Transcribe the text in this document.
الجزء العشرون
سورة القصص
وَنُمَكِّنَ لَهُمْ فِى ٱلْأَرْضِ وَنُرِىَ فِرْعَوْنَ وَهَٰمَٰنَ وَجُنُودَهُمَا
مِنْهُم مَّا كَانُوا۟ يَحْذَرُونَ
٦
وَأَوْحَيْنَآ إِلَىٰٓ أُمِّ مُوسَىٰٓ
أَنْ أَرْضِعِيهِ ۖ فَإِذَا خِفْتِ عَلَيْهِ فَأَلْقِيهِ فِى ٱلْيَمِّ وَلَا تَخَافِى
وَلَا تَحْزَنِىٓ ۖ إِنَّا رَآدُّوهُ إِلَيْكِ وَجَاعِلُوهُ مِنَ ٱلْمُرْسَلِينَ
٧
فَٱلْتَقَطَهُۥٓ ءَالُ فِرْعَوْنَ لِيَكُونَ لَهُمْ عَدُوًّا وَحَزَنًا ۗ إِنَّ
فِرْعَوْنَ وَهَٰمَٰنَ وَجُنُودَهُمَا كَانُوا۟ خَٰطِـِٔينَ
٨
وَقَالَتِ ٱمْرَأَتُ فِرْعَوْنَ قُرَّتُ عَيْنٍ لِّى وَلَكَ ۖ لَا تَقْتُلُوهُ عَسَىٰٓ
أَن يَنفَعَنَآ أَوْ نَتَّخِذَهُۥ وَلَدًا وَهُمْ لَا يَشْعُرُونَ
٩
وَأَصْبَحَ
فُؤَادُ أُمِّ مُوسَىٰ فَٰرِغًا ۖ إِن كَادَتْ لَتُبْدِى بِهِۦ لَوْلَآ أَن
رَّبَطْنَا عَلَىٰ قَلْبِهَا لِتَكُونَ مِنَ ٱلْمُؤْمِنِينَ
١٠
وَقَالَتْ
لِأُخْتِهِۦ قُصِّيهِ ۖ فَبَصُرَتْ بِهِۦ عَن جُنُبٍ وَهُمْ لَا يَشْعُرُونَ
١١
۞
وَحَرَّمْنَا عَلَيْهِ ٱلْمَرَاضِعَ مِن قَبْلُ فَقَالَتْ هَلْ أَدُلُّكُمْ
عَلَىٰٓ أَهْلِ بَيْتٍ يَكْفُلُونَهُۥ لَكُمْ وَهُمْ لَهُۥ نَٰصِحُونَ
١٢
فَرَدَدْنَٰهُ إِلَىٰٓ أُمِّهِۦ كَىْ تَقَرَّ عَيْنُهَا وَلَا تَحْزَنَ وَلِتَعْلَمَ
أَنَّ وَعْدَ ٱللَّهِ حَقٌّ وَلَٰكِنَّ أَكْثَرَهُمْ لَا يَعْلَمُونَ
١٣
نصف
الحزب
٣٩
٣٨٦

--

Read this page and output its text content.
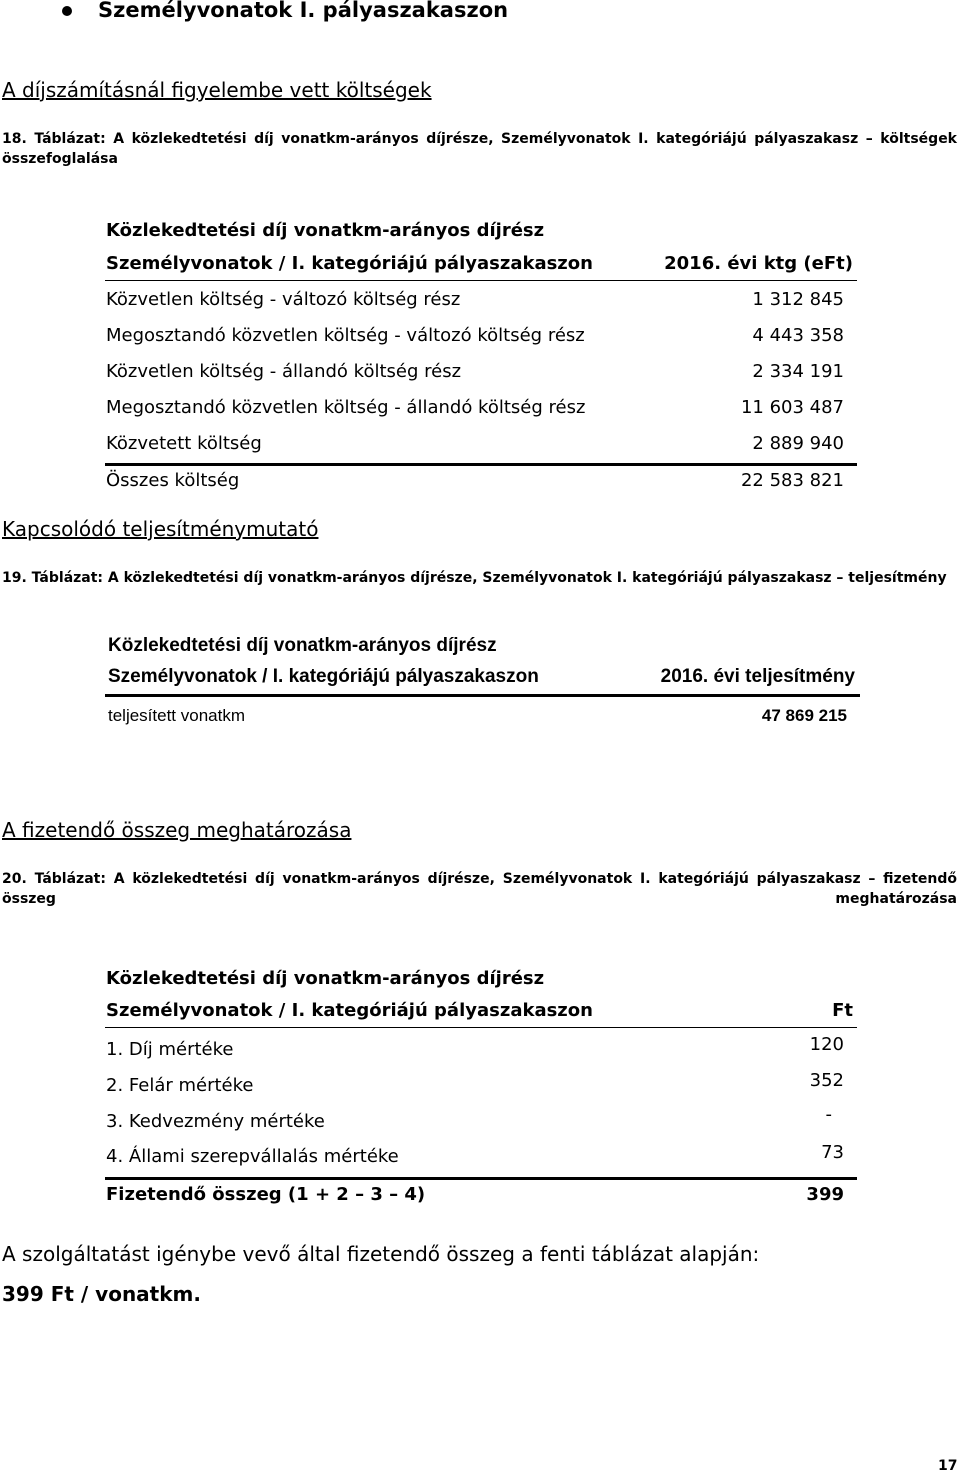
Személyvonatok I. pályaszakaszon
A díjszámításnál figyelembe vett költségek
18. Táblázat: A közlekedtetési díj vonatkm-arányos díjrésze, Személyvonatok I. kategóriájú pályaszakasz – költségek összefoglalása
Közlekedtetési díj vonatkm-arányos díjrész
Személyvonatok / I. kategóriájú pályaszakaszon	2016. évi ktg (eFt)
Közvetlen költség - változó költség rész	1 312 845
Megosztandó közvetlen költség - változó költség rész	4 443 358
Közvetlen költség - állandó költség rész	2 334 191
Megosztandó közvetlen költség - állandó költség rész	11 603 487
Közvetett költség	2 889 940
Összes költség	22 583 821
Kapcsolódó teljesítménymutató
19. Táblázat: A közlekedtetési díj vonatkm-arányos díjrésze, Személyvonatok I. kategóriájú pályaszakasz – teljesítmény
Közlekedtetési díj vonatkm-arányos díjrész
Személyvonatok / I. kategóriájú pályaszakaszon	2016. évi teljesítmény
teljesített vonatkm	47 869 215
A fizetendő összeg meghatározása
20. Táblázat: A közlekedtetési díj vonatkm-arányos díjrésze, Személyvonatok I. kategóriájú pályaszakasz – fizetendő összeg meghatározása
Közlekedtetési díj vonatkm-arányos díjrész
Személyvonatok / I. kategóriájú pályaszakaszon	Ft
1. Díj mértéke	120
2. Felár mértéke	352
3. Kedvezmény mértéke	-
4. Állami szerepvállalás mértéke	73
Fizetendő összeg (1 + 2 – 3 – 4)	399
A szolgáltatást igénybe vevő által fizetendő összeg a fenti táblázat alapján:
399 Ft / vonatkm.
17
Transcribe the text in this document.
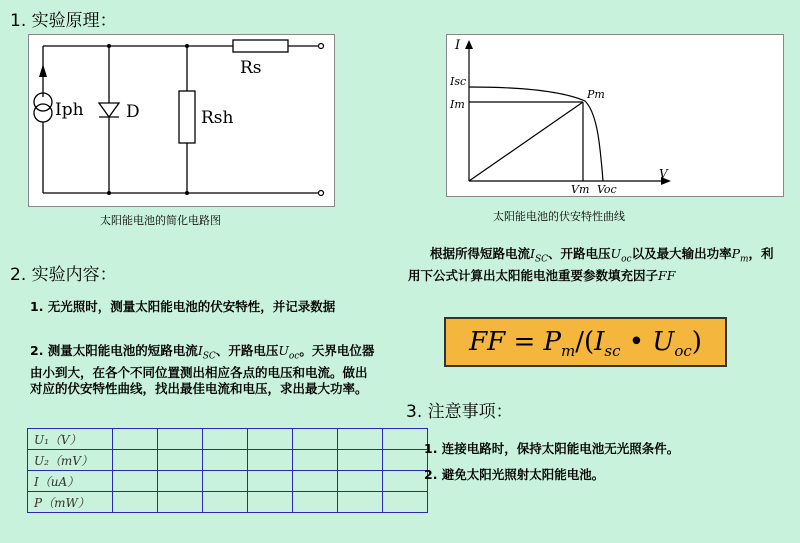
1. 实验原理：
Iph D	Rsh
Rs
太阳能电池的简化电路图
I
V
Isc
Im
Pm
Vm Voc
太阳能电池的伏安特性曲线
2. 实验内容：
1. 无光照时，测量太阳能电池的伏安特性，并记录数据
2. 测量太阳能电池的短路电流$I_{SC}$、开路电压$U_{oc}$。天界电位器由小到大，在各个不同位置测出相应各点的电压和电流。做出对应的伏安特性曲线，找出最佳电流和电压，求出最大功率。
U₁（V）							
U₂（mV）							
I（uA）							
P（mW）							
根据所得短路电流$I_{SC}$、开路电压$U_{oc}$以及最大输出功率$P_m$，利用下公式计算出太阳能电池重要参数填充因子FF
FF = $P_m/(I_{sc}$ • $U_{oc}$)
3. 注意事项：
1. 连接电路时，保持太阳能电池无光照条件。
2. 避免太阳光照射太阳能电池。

* * *

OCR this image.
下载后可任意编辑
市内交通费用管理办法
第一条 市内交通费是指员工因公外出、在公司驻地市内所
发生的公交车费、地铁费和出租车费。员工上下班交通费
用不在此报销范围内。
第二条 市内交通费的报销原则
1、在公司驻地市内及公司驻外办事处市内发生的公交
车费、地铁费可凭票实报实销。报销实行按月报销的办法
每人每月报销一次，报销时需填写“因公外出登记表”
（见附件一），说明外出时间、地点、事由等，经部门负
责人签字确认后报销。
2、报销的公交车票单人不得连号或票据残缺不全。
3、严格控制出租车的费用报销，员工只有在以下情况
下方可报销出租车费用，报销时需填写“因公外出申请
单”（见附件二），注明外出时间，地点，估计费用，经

▶ **Directions**
Locate all lines in the listing above with the word "pályaszakaszon" and copy them.

▶ **Task result**
Személyvonatok I. pályaszakaszon
Személyvonatok / I. kategóriájú pályaszakaszon	2016. évi ktg (eFt)
Személyvonatok / I. kategóriájú pályaszakaszon	2016. évi teljesítmény
Személyvonatok / I. kategóriájú pályaszakaszon	Ft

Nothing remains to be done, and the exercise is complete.